# SHORT PROBLEM
Transcribe the records that follow exactly. Skip the pictures.

# DATA LISTING
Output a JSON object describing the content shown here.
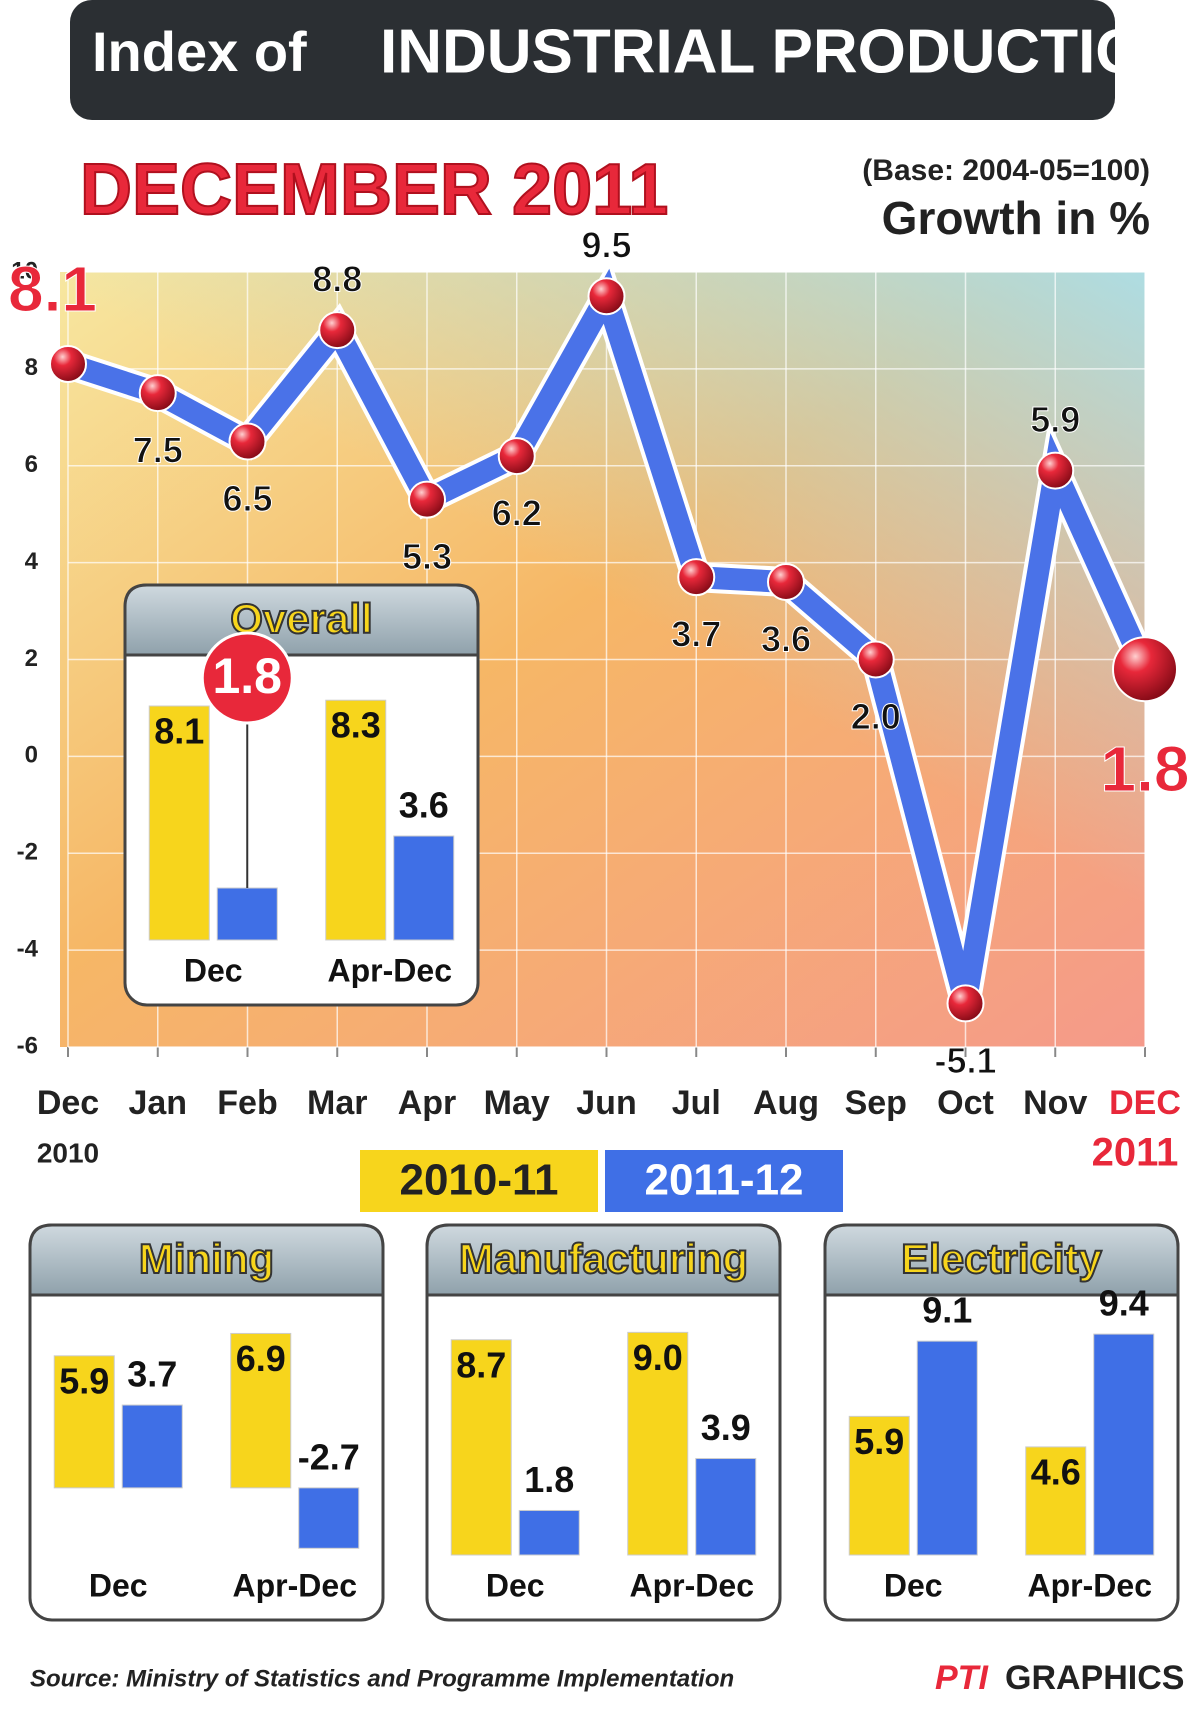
{
  "header": {
    "title_prefix": "Index of",
    "title": "INDUSTRIAL PRODUCTION"
  },
  "chart_data": [
    {
      "type": "line",
      "title": "DECEMBER 2011",
      "note": "(Base: 2004-05=100)",
      "y_label": "Growth in %",
      "categories": [
        "Dec",
        "Jan",
        "Feb",
        "Mar",
        "Apr",
        "May",
        "Jun",
        "Jul",
        "Aug",
        "Sep",
        "Oct",
        "Nov",
        "DEC"
      ],
      "start_year": "2010",
      "end_year": "2011",
      "values": [
        8.1,
        7.5,
        6.5,
        8.8,
        5.3,
        6.2,
        9.5,
        3.7,
        3.6,
        2.0,
        -5.1,
        5.9,
        1.8
      ],
      "value_labels": [
        "8.1",
        "7.5",
        "6.5",
        "8.8",
        "5.3",
        "6.2",
        "9.5",
        "3.7",
        "3.6",
        "2.0",
        "-5.1",
        "5.9",
        "1.8"
      ],
      "color": "#4a72e8",
      "ylim": [
        -6,
        10
      ],
      "yticks": [
        -6,
        -4,
        -2,
        0,
        2,
        4,
        6,
        8,
        10
      ],
      "grid": true
    },
    {
      "type": "bar",
      "title": "Overall",
      "categories": [
        "Dec",
        "Apr-Dec"
      ],
      "ylim": [
        0,
        9
      ],
      "series": [
        {
          "color": "#f7d51c",
          "values": [
            8.1,
            8.3
          ],
          "value_labels": [
            "8.1",
            "8.3"
          ]
        },
        {
          "color": "#3f6fe6",
          "values": [
            1.8,
            3.6
          ],
          "value_labels": [
            "1.8",
            "3.6"
          ]
        }
      ]
    },
    {
      "type": "bar",
      "title": "Mining",
      "categories": [
        "Dec",
        "Apr-Dec"
      ],
      "ylim": [
        -3,
        7.5
      ],
      "series": [
        {
          "color": "#f7d51c",
          "values": [
            5.9,
            6.9
          ],
          "value_labels": [
            "5.9",
            "6.9"
          ]
        },
        {
          "color": "#3f6fe6",
          "values": [
            3.7,
            -2.7
          ],
          "value_labels": [
            "3.7",
            "-2.7"
          ]
        }
      ]
    },
    {
      "type": "bar",
      "title": "Manufacturing",
      "categories": [
        "Dec",
        "Apr-Dec"
      ],
      "ylim": [
        0,
        9.5
      ],
      "series": [
        {
          "color": "#f7d51c",
          "values": [
            8.7,
            9.0
          ],
          "value_labels": [
            "8.7",
            "9.0"
          ]
        },
        {
          "color": "#3f6fe6",
          "values": [
            1.8,
            3.9
          ],
          "value_labels": [
            "1.8",
            "3.9"
          ]
        }
      ]
    },
    {
      "type": "bar",
      "title": "Electricity",
      "categories": [
        "Dec",
        "Apr-Dec"
      ],
      "ylim": [
        0,
        10
      ],
      "series": [
        {
          "color": "#f7d51c",
          "values": [
            5.9,
            4.6
          ],
          "value_labels": [
            "5.9",
            "4.6"
          ]
        },
        {
          "color": "#3f6fe6",
          "values": [
            9.1,
            9.4
          ],
          "value_labels": [
            "9.1",
            "9.4"
          ]
        }
      ]
    }
  ],
  "legend": [
    {
      "name": "2010-11",
      "color": "#f7d51c"
    },
    {
      "name": "2011-12",
      "color": "#3f6fe6"
    }
  ],
  "footer": {
    "source": "Source: Ministry of Statistics and Programme Implementation",
    "brand": "PTI",
    "brand_suffix": "GRAPHICS"
  }
}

# EXERCISE RESPONSE
Output a JSON object describing the content shown here.
{
  "header": {
    "title_prefix": "Index of",
    "title": "INDUSTRIAL PRODUCTION"
  },
  "chart_data": [
    {
      "type": "line",
      "title": "DECEMBER 2011",
      "note": "(Base: 2004-05=100)",
      "y_label": "Growth in %",
      "categories": [
        "Dec",
        "Jan",
        "Feb",
        "Mar",
        "Apr",
        "May",
        "Jun",
        "Jul",
        "Aug",
        "Sep",
        "Oct",
        "Nov",
        "DEC"
      ],
      "start_year": "2010",
      "end_year": "2011",
      "values": [
        8.1,
        7.5,
        6.5,
        8.8,
        5.3,
        6.2,
        9.5,
        3.7,
        3.6,
        2.0,
        -5.1,
        5.9,
        1.8
      ],
      "value_labels": [
        "8.1",
        "7.5",
        "6.5",
        "8.8",
        "5.3",
        "6.2",
        "9.5",
        "3.7",
        "3.6",
        "2.0",
        "-5.1",
        "5.9",
        "1.8"
      ],
      "color": "#4a72e8",
      "ylim": [
        -6,
        10
      ],
      "yticks": [
        -6,
        -4,
        -2,
        0,
        2,
        4,
        6,
        8,
        10
      ],
      "grid": true
    },
    {
      "type": "bar",
      "title": "Overall",
      "categories": [
        "Dec",
        "Apr-Dec"
      ],
      "ylim": [
        0,
        9
      ],
      "series": [
        {
          "color": "#f7d51c",
          "values": [
            8.1,
            8.3
          ],
          "value_labels": [
            "8.1",
            "8.3"
          ]
        },
        {
          "color": "#3f6fe6",
          "values": [
            1.8,
            3.6
          ],
          "value_labels": [
            "1.8",
            "3.6"
          ]
        }
      ]
    },
    {
      "type": "bar",
      "title": "Mining",
      "categories": [
        "Dec",
        "Apr-Dec"
      ],
      "ylim": [
        -3,
        7.5
      ],
      "series": [
        {
          "color": "#f7d51c",
          "values": [
            5.9,
            6.9
          ],
          "value_labels": [
            "5.9",
            "6.9"
          ]
        },
        {
          "color": "#3f6fe6",
          "values": [
            3.7,
            -2.7
          ],
          "value_labels": [
            "3.7",
            "-2.7"
          ]
        }
      ]
    },
    {
      "type": "bar",
      "title": "Manufacturing",
      "categories": [
        "Dec",
        "Apr-Dec"
      ],
      "ylim": [
        0,
        9.5
      ],
      "series": [
        {
          "color": "#f7d51c",
          "values": [
            8.7,
            9.0
          ],
          "value_labels": [
            "8.7",
            "9.0"
          ]
        },
        {
          "color": "#3f6fe6",
          "values": [
            1.8,
            3.9
          ],
          "value_labels": [
            "1.8",
            "3.9"
          ]
        }
      ]
    },
    {
      "type": "bar",
      "title": "Electricity",
      "categories": [
        "Dec",
        "Apr-Dec"
      ],
      "ylim": [
        0,
        10
      ],
      "series": [
        {
          "color": "#f7d51c",
          "values": [
            5.9,
            4.6
          ],
          "value_labels": [
            "5.9",
            "4.6"
          ]
        },
        {
          "color": "#3f6fe6",
          "values": [
            9.1,
            9.4
          ],
          "value_labels": [
            "9.1",
            "9.4"
          ]
        }
      ]
    }
  ],
  "legend": [
    {
      "name": "2010-11",
      "color": "#f7d51c"
    },
    {
      "name": "2011-12",
      "color": "#3f6fe6"
    }
  ],
  "footer": {
    "source": "Source: Ministry of Statistics and Programme Implementation",
    "brand": "PTI",
    "brand_suffix": "GRAPHICS"
  }
}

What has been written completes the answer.